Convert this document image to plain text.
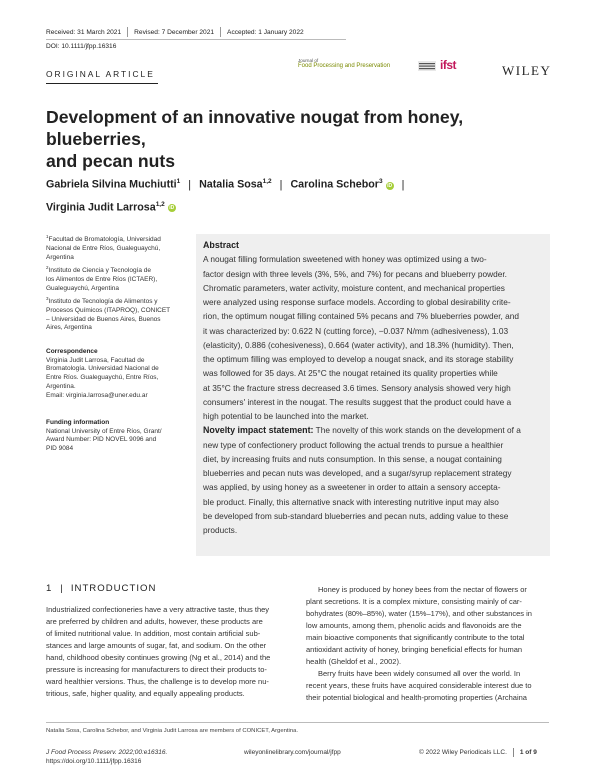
Received: 31 March 2021 Revised: 7 December 2021 Accepted: 1 January 2022
DOI: 10.1111/jfpp.16316
ORIGINAL ARTICLE
Journal of
Food Processing and Preservation	ifst	WILEY
Development of an innovative nougat from honey, blueberries,
and pecan nuts
Gabriela Silvina Muchiutti$^1$ | Natalia Sosa$^{1,2}$ | Carolina Schebor$^3$iD |
Virginia Judit Larrosa$^{1,2}$iD
$^1$Facultad de Bromatología, Universidad
Nacional de Entre Ríos, Gualeguaychú,
Argentina
$^2$Instituto de Ciencia y Tecnología de
los Alimentos de Entre Ríos (ICTAER),
Gualeguaychú, Argentina
$^3$Instituto de Tecnología de Alimentos y
Procesos Químicos (ITAPROQ), CONICET
– Universidad de Buenos Aires, Buenos
Aires, Argentina
Correspondence
Virginia Judit Larrosa, Facultad de
Bromatología. Universidad Nacional de
Entre Ríos. Gualeguaychú, Entre Ríos,
Argentina.
Email: virginia.larrosa@uner.edu.ar
Funding information
National University of Entre Ríos, Grant/
Award Number: PID NOVEL 9096 and
PID 9084
Abstract
A nougat filling formulation sweetened with honey was optimized using a two-
factor design with three levels (3%, 5%, and 7%) for pecans and blueberry powder.
Chromatic parameters, water activity, moisture content, and mechanical properties
were analyzed using response surface models. According to global desirability crite-
rion, the optimum nougat filling contained 5% pecans and 7% blueberries powder, and
it was characterized by: 0.622 N (cutting force), −0.037 N/mm (adhesiveness), 1.03
(elasticity), 0.886 (cohesiveness), 0.664 (water activity), and 18.3% (humidity). Then,
the optimum filling was employed to develop a nougat snack, and its storage stability
was followed for 35 days. At 25°C the nougat retained its quality properties while
at 35°C the fracture stress decreased 3.6 times. Sensory analysis showed very high
consumers' interest in the nougat. The results suggest that the product could have a
high potential to be launched into the market.
Novelty impact statement: The novelty of this work stands on the development of a
new type of confectionery product following the actual trends to pursue a healthier
diet, by increasing fruits and nuts consumption. In this sense, a nougat containing
blueberries and pecan nuts was developed, and a sugar/syrup replacement strategy
was applied, by using honey as a sweetener in order to attain a sensory accepta-
ble product. Finally, this alternative snack with interesting nutritive input may also
be developed from sub-standard blueberries and pecan nuts, adding value to these
products.
1 | INTRODUCTION
Industrialized confectioneries have a very attractive taste, thus they
are preferred by children and adults, however, these products are
of limited nutritional value. In addition, most contain artificial sub-
stances and large amounts of sugar, fat, and sodium. On the other
hand, childhood obesity continues growing (Ng et al., 2014) and the
pressure is increasing for manufacturers to direct their products to-
ward healthier versions. Thus, the challenge is to develop more nu-
tritious, safe, higher quality, and equally appealing products.
Honey is produced by honey bees from the nectar of flowers or
plant secretions. It is a complex mixture, consisting mainly of car-
bohydrates (80%–85%), water (15%–17%), and other substances in
low amounts, among them, phenolic acids and flavonoids are the
main bioactive components that significantly contribute to the total
antioxidant activity of honey, bringing beneficial effects for human
health (Gheldof et al., 2002).
Berry fruits have been widely consumed all over the world. In
recent years, these fruits have acquired considerable interest due to
their potential biological and health-promoting properties (Archaina
Natalia Sosa, Carolina Schebor, and Virginia Judit Larrosa are members of CONICET, Argentina.
J Food Process Preserv. 2022;00:e16316.
https://doi.org/10.1111/jfpp.16316
wileyonlinelibrary.com/journal/jfpp	© 2022 Wiley Periodicals LLC. 1 of 9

■ **Short task**
In the data above, how many lines contain the string "Schebor"? Answer with the number only.

■ **Exercise result**
2